TASK PROMPT:
Reproduce all records exactly.

EXCERPTED RECORDS:
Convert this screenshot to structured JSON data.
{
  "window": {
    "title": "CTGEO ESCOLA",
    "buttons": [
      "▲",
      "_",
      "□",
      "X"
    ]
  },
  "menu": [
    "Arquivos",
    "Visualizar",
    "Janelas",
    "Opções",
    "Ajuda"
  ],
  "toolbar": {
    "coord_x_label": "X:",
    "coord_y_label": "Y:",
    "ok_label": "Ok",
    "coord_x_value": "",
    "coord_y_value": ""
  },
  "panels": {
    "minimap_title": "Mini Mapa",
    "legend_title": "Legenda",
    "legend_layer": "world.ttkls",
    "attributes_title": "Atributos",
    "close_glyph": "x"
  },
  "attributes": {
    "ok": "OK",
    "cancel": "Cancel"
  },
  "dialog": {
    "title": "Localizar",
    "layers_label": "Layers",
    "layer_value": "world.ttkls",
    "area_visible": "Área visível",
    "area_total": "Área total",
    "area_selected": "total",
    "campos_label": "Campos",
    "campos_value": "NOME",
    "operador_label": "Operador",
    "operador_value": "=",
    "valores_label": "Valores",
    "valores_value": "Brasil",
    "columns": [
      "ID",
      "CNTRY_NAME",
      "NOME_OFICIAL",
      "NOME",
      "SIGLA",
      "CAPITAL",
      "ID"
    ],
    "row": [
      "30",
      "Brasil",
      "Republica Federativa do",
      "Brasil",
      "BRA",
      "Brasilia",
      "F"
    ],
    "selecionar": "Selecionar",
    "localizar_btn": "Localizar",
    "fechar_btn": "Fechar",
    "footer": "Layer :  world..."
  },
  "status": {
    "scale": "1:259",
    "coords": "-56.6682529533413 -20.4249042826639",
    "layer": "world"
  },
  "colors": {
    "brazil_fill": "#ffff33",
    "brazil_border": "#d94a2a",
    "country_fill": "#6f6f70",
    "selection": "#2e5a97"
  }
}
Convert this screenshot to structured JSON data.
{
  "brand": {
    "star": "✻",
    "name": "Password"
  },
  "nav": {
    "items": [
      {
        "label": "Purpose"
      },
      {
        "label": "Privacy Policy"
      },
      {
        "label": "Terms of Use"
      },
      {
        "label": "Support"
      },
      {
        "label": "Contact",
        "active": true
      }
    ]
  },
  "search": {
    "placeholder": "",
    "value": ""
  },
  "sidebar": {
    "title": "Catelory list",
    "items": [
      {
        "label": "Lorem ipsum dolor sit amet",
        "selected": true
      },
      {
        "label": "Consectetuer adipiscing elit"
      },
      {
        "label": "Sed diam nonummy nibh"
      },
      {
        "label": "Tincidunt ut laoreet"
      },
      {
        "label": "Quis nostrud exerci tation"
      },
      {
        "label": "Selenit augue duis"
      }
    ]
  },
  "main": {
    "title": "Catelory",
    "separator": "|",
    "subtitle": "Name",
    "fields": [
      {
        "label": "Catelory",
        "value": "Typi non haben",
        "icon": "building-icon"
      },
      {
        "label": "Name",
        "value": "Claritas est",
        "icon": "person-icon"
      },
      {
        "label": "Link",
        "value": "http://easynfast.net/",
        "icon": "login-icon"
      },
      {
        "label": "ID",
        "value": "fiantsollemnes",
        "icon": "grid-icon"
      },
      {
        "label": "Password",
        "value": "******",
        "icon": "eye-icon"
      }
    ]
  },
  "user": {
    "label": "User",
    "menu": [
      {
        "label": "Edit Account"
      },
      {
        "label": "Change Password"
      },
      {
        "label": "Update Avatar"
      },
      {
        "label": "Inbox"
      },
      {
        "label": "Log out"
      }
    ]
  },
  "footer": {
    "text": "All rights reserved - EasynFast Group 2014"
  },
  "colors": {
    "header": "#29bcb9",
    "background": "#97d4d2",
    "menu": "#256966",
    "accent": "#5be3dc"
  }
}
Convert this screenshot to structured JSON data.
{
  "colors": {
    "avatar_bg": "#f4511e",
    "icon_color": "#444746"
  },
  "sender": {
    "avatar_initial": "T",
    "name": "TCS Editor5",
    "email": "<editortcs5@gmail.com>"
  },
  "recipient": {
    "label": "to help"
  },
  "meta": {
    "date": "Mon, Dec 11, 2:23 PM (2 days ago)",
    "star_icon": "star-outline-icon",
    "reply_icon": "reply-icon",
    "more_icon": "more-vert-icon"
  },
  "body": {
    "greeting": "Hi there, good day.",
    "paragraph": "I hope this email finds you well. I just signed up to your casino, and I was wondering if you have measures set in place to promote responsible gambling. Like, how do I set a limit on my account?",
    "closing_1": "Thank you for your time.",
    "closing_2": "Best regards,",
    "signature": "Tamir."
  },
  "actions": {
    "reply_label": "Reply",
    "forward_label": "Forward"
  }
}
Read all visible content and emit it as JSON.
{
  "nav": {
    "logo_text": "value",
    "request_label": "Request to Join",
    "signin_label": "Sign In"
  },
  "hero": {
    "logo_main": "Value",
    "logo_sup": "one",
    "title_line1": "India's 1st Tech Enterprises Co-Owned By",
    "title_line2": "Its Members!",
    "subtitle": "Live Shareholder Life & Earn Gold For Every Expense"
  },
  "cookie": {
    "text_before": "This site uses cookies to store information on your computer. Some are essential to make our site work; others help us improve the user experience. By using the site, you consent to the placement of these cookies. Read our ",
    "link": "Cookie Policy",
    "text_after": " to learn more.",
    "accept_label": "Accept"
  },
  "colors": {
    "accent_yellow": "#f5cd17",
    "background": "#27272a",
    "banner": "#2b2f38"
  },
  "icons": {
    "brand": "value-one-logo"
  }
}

OUTPUT FOR THIS EXERCISE:
Convert this screenshot to structured JSON data.
{
  "window": {
    "title": "CTGEO ESCOLA",
    "buttons": [
      "▲",
      "_",
      "□",
      "X"
    ]
  },
  "menu": [
    "Arquivos",
    "Visualizar",
    "Janelas",
    "Opções",
    "Ajuda"
  ],
  "toolbar": {
    "coord_x_label": "X:",
    "coord_y_label": "Y:",
    "ok_label": "Ok",
    "coord_x_value": "",
    "coord_y_value": ""
  },
  "panels": {
    "minimap_title": "Mini Mapa",
    "legend_title": "Legenda",
    "legend_layer": "world.ttkls",
    "attributes_title": "Atributos",
    "close_glyph": "x"
  },
  "attributes": {
    "ok": "OK",
    "cancel": "Cancel"
  },
  "dialog": {
    "title": "Localizar",
    "layers_label": "Layers",
    "layer_value": "world.ttkls",
    "area_visible": "Área visível",
    "area_total": "Área total",
    "area_selected": "total",
    "campos_label": "Campos",
    "campos_value": "NOME",
    "operador_label": "Operador",
    "operador_value": "=",
    "valores_label": "Valores",
    "valores_value": "Brasil",
    "columns": [
      "ID",
      "CNTRY_NAME",
      "NOME_OFICIAL",
      "NOME",
      "SIGLA",
      "CAPITAL",
      "ID"
    ],
    "row": [
      "30",
      "Brasil",
      "Republica Federativa do",
      "Brasil",
      "BRA",
      "Brasilia",
      "F"
    ],
    "selecionar": "Selecionar",
    "localizar_btn": "Localizar",
    "fechar_btn": "Fechar",
    "footer": "Layer :  world..."
  },
  "status": {
    "scale": "1:259",
    "coords": "-56.6682529533413 -20.4249042826639",
    "layer": "world"
  },
  "colors": {
    "brazil_fill": "#ffff33",
    "brazil_border": "#d94a2a",
    "country_fill": "#6f6f70",
    "selection": "#2e5a97"
  }
}
Convert this screenshot to structured JSON data.
{
  "brand": {
    "star": "✻",
    "name": "Password"
  },
  "nav": {
    "items": [
      {
        "label": "Purpose"
      },
      {
        "label": "Privacy Policy"
      },
      {
        "label": "Terms of Use"
      },
      {
        "label": "Support"
      },
      {
        "label": "Contact",
        "active": true
      }
    ]
  },
  "search": {
    "placeholder": "",
    "value": ""
  },
  "sidebar": {
    "title": "Catelory list",
    "items": [
      {
        "label": "Lorem ipsum dolor sit amet",
        "selected": true
      },
      {
        "label": "Consectetuer adipiscing elit"
      },
      {
        "label": "Sed diam nonummy nibh"
      },
      {
        "label": "Tincidunt ut laoreet"
      },
      {
        "label": "Quis nostrud exerci tation"
      },
      {
        "label": "Selenit augue duis"
      }
    ]
  },
  "main": {
    "title": "Catelory",
    "separator": "|",
    "subtitle": "Name",
    "fields": [
      {
        "label": "Catelory",
        "value": "Typi non haben",
        "icon": "building-icon"
      },
      {
        "label": "Name",
        "value": "Claritas est",
        "icon": "person-icon"
      },
      {
        "label": "Link",
        "value": "http://easynfast.net/",
        "icon": "login-icon"
      },
      {
        "label": "ID",
        "value": "fiantsollemnes",
        "icon": "grid-icon"
      },
      {
        "label": "Password",
        "value": "******",
        "icon": "eye-icon"
      }
    ]
  },
  "user": {
    "label": "User",
    "menu": [
      {
        "label": "Edit Account"
      },
      {
        "label": "Change Password"
      },
      {
        "label": "Update Avatar"
      },
      {
        "label": "Inbox"
      },
      {
        "label": "Log out"
      }
    ]
  },
  "footer": {
    "text": "All rights reserved - EasynFast Group 2014"
  },
  "colors": {
    "header": "#29bcb9",
    "background": "#97d4d2",
    "menu": "#256966",
    "accent": "#5be3dc"
  }
}
Convert this screenshot to structured JSON data.
{
  "colors": {
    "avatar_bg": "#f4511e",
    "icon_color": "#444746"
  },
  "sender": {
    "avatar_initial": "T",
    "name": "TCS Editor5",
    "email": "<editortcs5@gmail.com>"
  },
  "recipient": {
    "label": "to help"
  },
  "meta": {
    "date": "Mon, Dec 11, 2:23 PM (2 days ago)",
    "star_icon": "star-outline-icon",
    "reply_icon": "reply-icon",
    "more_icon": "more-vert-icon"
  },
  "body": {
    "greeting": "Hi there, good day.",
    "paragraph": "I hope this email finds you well. I just signed up to your casino, and I was wondering if you have measures set in place to promote responsible gambling. Like, how do I set a limit on my account?",
    "closing_1": "Thank you for your time.",
    "closing_2": "Best regards,",
    "signature": "Tamir."
  },
  "actions": {
    "reply_label": "Reply",
    "forward_label": "Forward"
  }
}
Read all visible content and emit it as JSON.
{
  "nav": {
    "logo_text": "value",
    "request_label": "Request to Join",
    "signin_label": "Sign In"
  },
  "hero": {
    "logo_main": "Value",
    "logo_sup": "one",
    "title_line1": "India's 1st Tech Enterprises Co-Owned By",
    "title_line2": "Its Members!",
    "subtitle": "Live Shareholder Life & Earn Gold For Every Expense"
  },
  "cookie": {
    "text_before": "This site uses cookies to store information on your computer. Some are essential to make our site work; others help us improve the user experience. By using the site, you consent to the placement of these cookies. Read our ",
    "link": "Cookie Policy",
    "text_after": " to learn more.",
    "accept_label": "Accept"
  },
  "colors": {
    "accent_yellow": "#f5cd17",
    "background": "#27272a",
    "banner": "#2b2f38"
  },
  "icons": {
    "brand": "value-one-logo"
  }
}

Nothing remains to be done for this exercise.